start
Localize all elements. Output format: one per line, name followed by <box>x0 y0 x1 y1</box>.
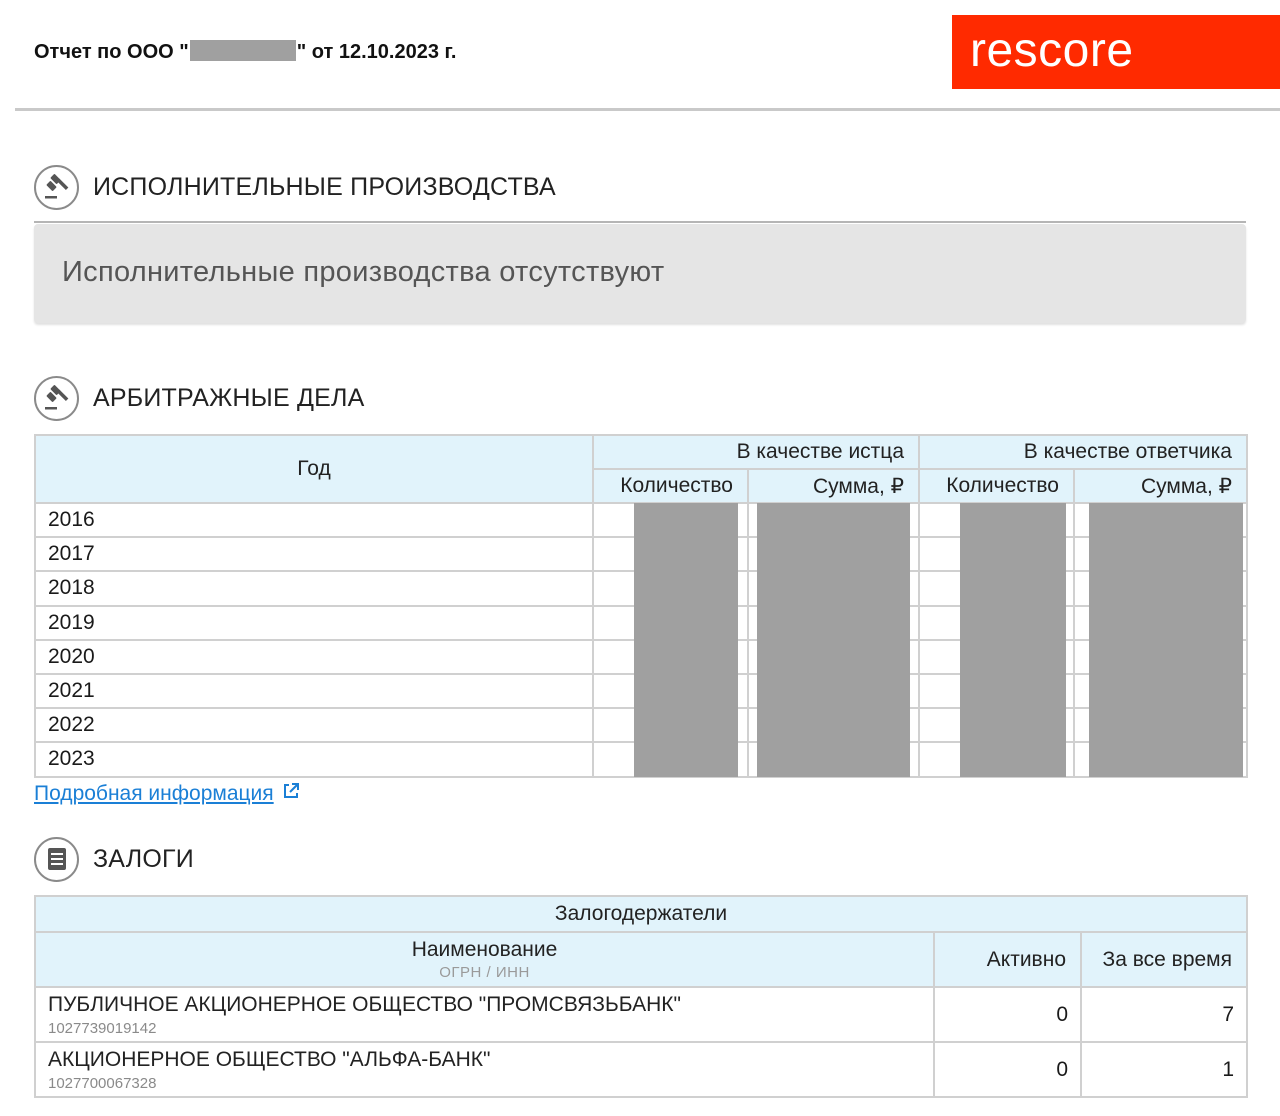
redacted-value-cell <box>748 503 919 537</box>
redacted-value-cell <box>593 571 748 605</box>
redacted-value-cell <box>919 708 1074 742</box>
redaction-block <box>634 640 738 674</box>
year-cell: 2019 <box>35 606 593 640</box>
redacted-value-cell <box>1074 571 1247 605</box>
redacted-value-cell <box>748 674 919 708</box>
redacted-value-cell <box>748 640 919 674</box>
table-row <box>35 571 1247 605</box>
year-cell: 2023 <box>35 742 593 776</box>
gavel-icon <box>34 376 79 421</box>
col-defendant-count-header: Количество <box>919 469 1074 503</box>
details-link[interactable] <box>34 782 300 806</box>
year-cell: 2022 <box>35 708 593 742</box>
col-plaintiff-count-header: Количество <box>593 469 748 503</box>
redaction-block <box>1089 606 1243 640</box>
pledgeholders-group-header: Залогодержатели <box>35 896 1247 932</box>
col-plaintiff-sum-header: Сумма, ₽ <box>748 469 919 503</box>
pledges-section-header <box>34 836 194 882</box>
arbitration-section-title: АРБИТРАЖНЫЕ ДЕЛА <box>93 383 365 412</box>
redacted-value-cell <box>748 606 919 640</box>
redaction-block <box>960 742 1066 776</box>
active-count: 0 <box>934 987 1081 1042</box>
redaction-block <box>960 606 1066 640</box>
col-active-header: Активно <box>934 932 1081 987</box>
redacted-company-name <box>190 40 296 61</box>
redacted-value-cell <box>1074 742 1247 776</box>
redacted-value-cell <box>1074 640 1247 674</box>
pledgeholder-name: АКЦИОНЕРНОЕ ОБЩЕСТВО "АЛЬФА-БАНК" <box>48 1047 491 1071</box>
redacted-value-cell <box>748 708 919 742</box>
table-row <box>35 742 1247 776</box>
year-cell: 2020 <box>35 640 593 674</box>
redacted-value-cell <box>748 537 919 571</box>
header-divider <box>15 108 1280 111</box>
table-row <box>35 1042 1247 1097</box>
enforcement-section-title: ИСПОЛНИТЕЛЬНЫЕ ПРОИЗВОДСТВА <box>93 172 556 201</box>
table-row <box>35 606 1247 640</box>
redacted-value-cell <box>1074 537 1247 571</box>
external-link-icon <box>282 782 300 806</box>
table-row <box>35 708 1247 742</box>
redacted-value-cell <box>1074 708 1247 742</box>
year-cell: 2016 <box>35 503 593 537</box>
redaction-block <box>634 503 738 537</box>
redacted-value-cell <box>1074 503 1247 537</box>
redacted-value-cell <box>593 537 748 571</box>
redaction-block <box>960 503 1066 537</box>
redacted-value-cell <box>748 571 919 605</box>
group-defendant-header: В качестве ответчика <box>919 435 1247 469</box>
enforcement-section-header <box>34 164 556 210</box>
redacted-value-cell <box>593 742 748 776</box>
redacted-value-cell <box>593 640 748 674</box>
active-count: 0 <box>934 1042 1081 1097</box>
report-title-suffix: " от 12.10.2023 г. <box>296 41 457 63</box>
redacted-value-cell <box>919 503 1074 537</box>
redacted-value-cell <box>919 571 1074 605</box>
enforcement-empty-notice <box>34 224 1246 323</box>
col-defendant-sum-header: Сумма, ₽ <box>1074 469 1247 503</box>
pledgeholder-cell <box>35 1042 934 1097</box>
redacted-value-cell <box>919 606 1074 640</box>
pledgeholder-ogrn: 1027739019142 <box>48 1019 157 1037</box>
redacted-value-cell <box>919 640 1074 674</box>
redaction-block <box>757 606 910 640</box>
year-cell: 2018 <box>35 571 593 605</box>
details-link-label[interactable]: Подробная информация <box>34 782 274 805</box>
redaction-block <box>634 742 738 776</box>
redacted-value-cell <box>1074 674 1247 708</box>
col-name-label: Наименование <box>411 938 558 961</box>
redaction-block <box>634 571 738 605</box>
redaction-block <box>757 503 910 537</box>
table-row <box>35 674 1247 708</box>
group-plaintiff-header: В качестве истца <box>593 435 919 469</box>
enforcement-divider <box>34 221 1246 223</box>
redaction-block <box>1089 708 1243 742</box>
redaction-block <box>1089 674 1243 708</box>
redacted-value-cell <box>919 674 1074 708</box>
redaction-block <box>757 742 910 776</box>
pledges-section-title: ЗАЛОГИ <box>93 844 194 873</box>
redaction-block <box>960 537 1066 571</box>
col-total-header: За все время <box>1081 932 1247 987</box>
redaction-block <box>1089 742 1243 776</box>
enforcement-empty-text: Исполнительные производства отсутствуют <box>62 256 665 288</box>
report-title-prefix: Отчет по ООО " <box>34 41 189 63</box>
redacted-value-cell <box>919 537 1074 571</box>
redaction-block <box>960 640 1066 674</box>
redaction-block <box>960 708 1066 742</box>
year-cell: 2017 <box>35 537 593 571</box>
redacted-value-cell <box>593 708 748 742</box>
gavel-icon <box>34 165 79 210</box>
year-cell: 2021 <box>35 674 593 708</box>
redacted-value-cell <box>1074 606 1247 640</box>
document-list-icon <box>34 837 79 882</box>
redaction-block <box>1089 503 1243 537</box>
redaction-block <box>960 674 1066 708</box>
redaction-block <box>1089 537 1243 571</box>
pledgeholder-cell <box>35 987 934 1042</box>
report-title <box>34 40 456 64</box>
table-row <box>35 503 1247 537</box>
redaction-block <box>1089 571 1243 605</box>
redaction-block <box>757 674 910 708</box>
redacted-value-cell <box>593 606 748 640</box>
redacted-value-cell <box>748 742 919 776</box>
redaction-block <box>757 537 910 571</box>
redaction-block <box>757 640 910 674</box>
redacted-value-cell <box>919 742 1074 776</box>
col-year-header: Год <box>35 435 593 503</box>
arbitration-section-header <box>34 375 364 421</box>
table-row <box>35 640 1247 674</box>
redaction-block <box>634 606 738 640</box>
table-row <box>35 537 1247 571</box>
arbitration-table <box>34 434 1248 778</box>
rescore-logo: rescore <box>952 15 1280 89</box>
redaction-block <box>1089 640 1243 674</box>
redacted-value-cell <box>593 503 748 537</box>
table-row <box>35 987 1247 1042</box>
pledgeholder-name: ПУБЛИЧНОЕ АКЦИОНЕРНОЕ ОБЩЕСТВО "ПРОМСВЯЗЬБАНК" <box>48 992 681 1016</box>
redaction-block <box>757 571 910 605</box>
redaction-block <box>960 571 1066 605</box>
redacted-value-cell <box>593 674 748 708</box>
pledgeholder-ogrn: 1027700067328 <box>48 1074 157 1092</box>
total-count: 1 <box>1081 1042 1247 1097</box>
col-name-sublabel: ОГРН / ИНН <box>439 964 530 981</box>
redaction-block <box>634 708 738 742</box>
redaction-block <box>634 537 738 571</box>
redaction-block <box>757 708 910 742</box>
total-count: 7 <box>1081 987 1247 1042</box>
col-name-header <box>35 932 934 987</box>
pledgeholders-table <box>34 895 1248 1098</box>
redaction-block <box>634 674 738 708</box>
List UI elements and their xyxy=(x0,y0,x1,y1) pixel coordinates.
end
Problem to work on:
Render the lines above as a JSON list of strings, one string per line, with blank lines and pictures left out.

Solved exercise:
[
  "Localize all elements. Output format: one per line, name followed by <box>x0 y0 x1 y1</box>.",
  "redacted-value-cell <box>748 503 919 537</box>",
  "redacted-value-cell <box>593 571 748 605</box>",
  "redacted-value-cell <box>919 708 1074 742</box>",
  "redaction-block <box>634 640 738 674</box>",
  "year-cell: 2019 <box>35 606 593 640</box>",
  "redacted-value-cell <box>1074 571 1247 605</box>",
  "redacted-value-cell <box>748 674 919 708</box>",
  "redacted-value-cell <box>748 640 919 674</box>",
  "table-row <box>35 571 1247 605</box>",
  "year-cell: 2023 <box>35 742 593 776</box>",
  "gavel-icon <box>34 376 79 421</box>",
  "col-defendant-count-header: Количество <box>919 469 1074 503</box>",
  "details-link[interactable] <box>34 782 300 806</box>",
  "year-cell: 2022 <box>35 708 593 742</box>",
  "col-plaintiff-count-header: Количество <box>593 469 748 503</box>",
  "redaction-block <box>1089 606 1243 640</box>",
  "pledgeholders-group-header: Залогодержатели <box>35 896 1247 932</box>",
  "col-plaintiff-sum-header: Сумма, ₽ <box>748 469 919 503</box>",
  "pledges-section-header <box>34 836 194 882</box>",
  "arbitration-section-title: АРБИТРАЖНЫЕ ДЕЛА <box>93 383 365 412</box>",
  "redacted-value-cell <box>748 606 919 640</box>",
  "redaction-block <box>960 742 1066 776</box>",
  "active-count: 0 <box>934 987 1081 1042</box>",
  "redaction-block <box>960 606 1066 640</box>",
  "col-active-header: Активно <box>934 932 1081 987</box>",
  "redacted-company-name <box>190 40 296 61</box>",
  "redacted-value-cell <box>1074 742 1247 776</box>",
  "redacted-value-cell <box>1074 640 1247 674</box>",
  "pledgeholder-name: АКЦИОНЕРНОЕ ОБЩЕСТВО \"АЛЬФА-БАНК\" <box>48 1047 491 1071</box>",
  "redacted-value-cell <box>748 708 919 742</box>",
  "table-row <box>35 742 1247 776</box>",
  "year-cell: 2020 <box>35 640 593 674</box>",
  "redacted-value-cell <box>748 537 919 571</box>",
  "header-divider <box>15 108 1280 111</box>",
  "table-row <box>35 1042 1247 1097</box>",
  "enforcement-section-title: ИСПОЛНИТЕЛЬНЫЕ ПРОИЗВОДСТВА <box>93 172 556 201</box>",
  "table-row <box>35 606 1247 640</box>",
  "redacted-value-cell <box>1074 537 1247 571</box>",
  "external-link-icon <box>282 782 300 806</box>",
  "table-row <box>35 708 1247 742</box>",
  "redacted-value-cell <box>1074 708 1247 742</box>",
  "year-cell: 2016 <box>35 503 593 537</box>",
  "redaction-block <box>634 503 738 537</box>",
  "redacted-value-cell <box>1074 503 1247 537</box>",
  "redacted-value-cell <box>593 537 748 571</box>",
  "redaction-block <box>960 503 1066 537</box>",
  "redacted-value-cell <box>748 571 919 605</box>",
  "group-defendant-header: В качестве ответчика <box>919 435 1247 469</box>",
  "enforcement-section-header <box>34 164 556 210</box>",
  "redacted-value-cell <box>593 742 748 776</box>",
  "redacted-value-cell <box>593 640 748 674</box>",
  "active-count: 0 <box>934 1042 1081 1097</box>",
  "report-title-suffix: \" от 12.10.2023 г. <box>296 41 457 63</box>",
  "redacted-value-cell <box>919 503 1074 537</box>",
  "redacted-value-cell <box>919 571 1074 605</box>",
  "enforcement-empty-notice <box>34 224 1246 323</box>",
  "col-defendant-sum-header: Сумма, ₽ <box>1074 469 1247 503</box>",
  "pledgeholder-cell <box>35 1042 934 1097</box>",
  "redacted-value-cell <box>919 606 1074 640</box>",
  "pledgeholder-ogrn: 1027739019142 <box>48 1019 157 1037</box>",
  "redacted-value-cell <box>919 640 1074 674</box>",
  "redaction-block <box>757 606 910 640</box>",
  "year-cell: 2018 <box>35 571 593 605</box>",
  "details-link-label[interactable]: Подробная информация <box>34 782 274 805</box>",
  "redaction-block <box>634 742 738 776</box>",
  "redacted-value-cell <box>1074 674 1247 708</box>",
  "col-name-label: Наименование <box>411 938 558 961</box>",
  "redaction-block <box>634 571 738 605</box>",
  "redaction-block <box>757 503 910 537</box>",
  "table-row <box>35 674 1247 708</box>",
  "group-plaintiff-header: В качестве истца <box>593 435 919 469</box>",
  "enforcement-divider <box>34 221 1246 223</box>",
  "redaction-block <box>1089 708 1243 742</box>",
  "redaction-block <box>1089 674 1243 708</box>",
  "redacted-value-cell <box>919 674 1074 708</box>",
  "redaction-block <box>757 742 910 776</box>",
  "pledges-section-title: ЗАЛОГИ <box>93 844 194 873</box>",
  "redaction-block <box>960 537 1066 571</box>",
  "col-total-header: За все время <box>1081 932 1247 987</box>",
  "redaction-block <box>1089 742 1243 776</box>",
  "enforcement-empty-text: Исполнительные производства отсутствуют <box>62 256 665 288</box>",
  "report-title-prefix: Отчет по ООО \" <box>34 41 189 63</box>",
  "redacted-value-cell <box>919 537 1074 571</box>",
  "redaction-block <box>960 640 1066 674</box>",
  "redaction-block <box>960 708 1066 742</box>",
  "year-cell: 2017 <box>35 537 593 571</box>",
  "redacted-value-cell <box>593 708 748 742</box>",
  "gavel-icon <box>34 165 79 210</box>",
  "year-cell: 2021 <box>35 674 593 708</box>",
  "redacted-value-cell <box>1074 606 1247 640</box>",
  "document-list-icon <box>34 837 79 882</box>",
  "redaction-block <box>1089 503 1243 537</box>",
  "redaction-block <box>960 674 1066 708</box>",
  "redaction-block <box>1089 537 1243 571</box>",
  "pledgeholder-cell <box>35 987 934 1042</box>",
  "report-title <box>34 40 456 64</box>",
  "table-row <box>35 503 1247 537</box>",
  "redaction-block <box>1089 571 1243 605</box>",
  "redaction-block <box>757 674 910 708</box>",
  "redacted-value-cell <box>593 606 748 640</box>",
  "redacted-value-cell <box>748 742 919 776</box>",
  "redaction-block <box>757 537 910 571</box>",
  "redaction-block <box>757 640 910 674</box>",
  "redacted-value-cell <box>919 742 1074 776</box>",
  "col-year-header: Год <box>35 435 593 503</box>",
  "arbitration-section-header <box>34 375 364 421</box>",
  "table-row <box>35 640 1247 674</box>",
  "redaction-block <box>634 606 738 640</box>",
  "table-row <box>35 537 1247 571</box>",
  "arbitration-table <box>34 434 1248 778</box>",
  "rescore-logo: rescore <box>952 15 1280 89</box>",
  "redaction-block <box>1089 640 1243 674</box>",
  "redacted-value-cell <box>593 503 748 537</box>",
  "table-row <box>35 987 1247 1042</box>",
  "pledgeholder-name: ПУБЛИЧНОЕ АКЦИОНЕРНОЕ ОБЩЕСТВО \"ПРОМСВЯЗЬБАНК\" <box>48 992 681 1016</box>",
  "redaction-block <box>757 571 910 605</box>",
  "redaction-block <box>960 571 1066 605</box>",
  "redacted-value-cell <box>593 674 748 708</box>",
  "pledgeholder-ogrn: 1027700067328 <box>48 1074 157 1092</box>",
  "total-count: 1 <box>1081 1042 1247 1097</box>",
  "col-name-sublabel: ОГРН / ИНН <box>439 964 530 981</box>",
  "redaction-block <box>634 708 738 742</box>",
  "redaction-block <box>634 537 738 571</box>",
  "redaction-block <box>757 708 910 742</box>",
  "total-count: 7 <box>1081 987 1247 1042</box>",
  "col-name-header <box>35 932 934 987</box>",
  "pledgeholders-table <box>34 895 1248 1098</box>",
  "redaction-block <box>634 674 738 708</box>",
  "List UI elements and their xyxy=(x0,y0,x1,y1) pixel coordinates."
]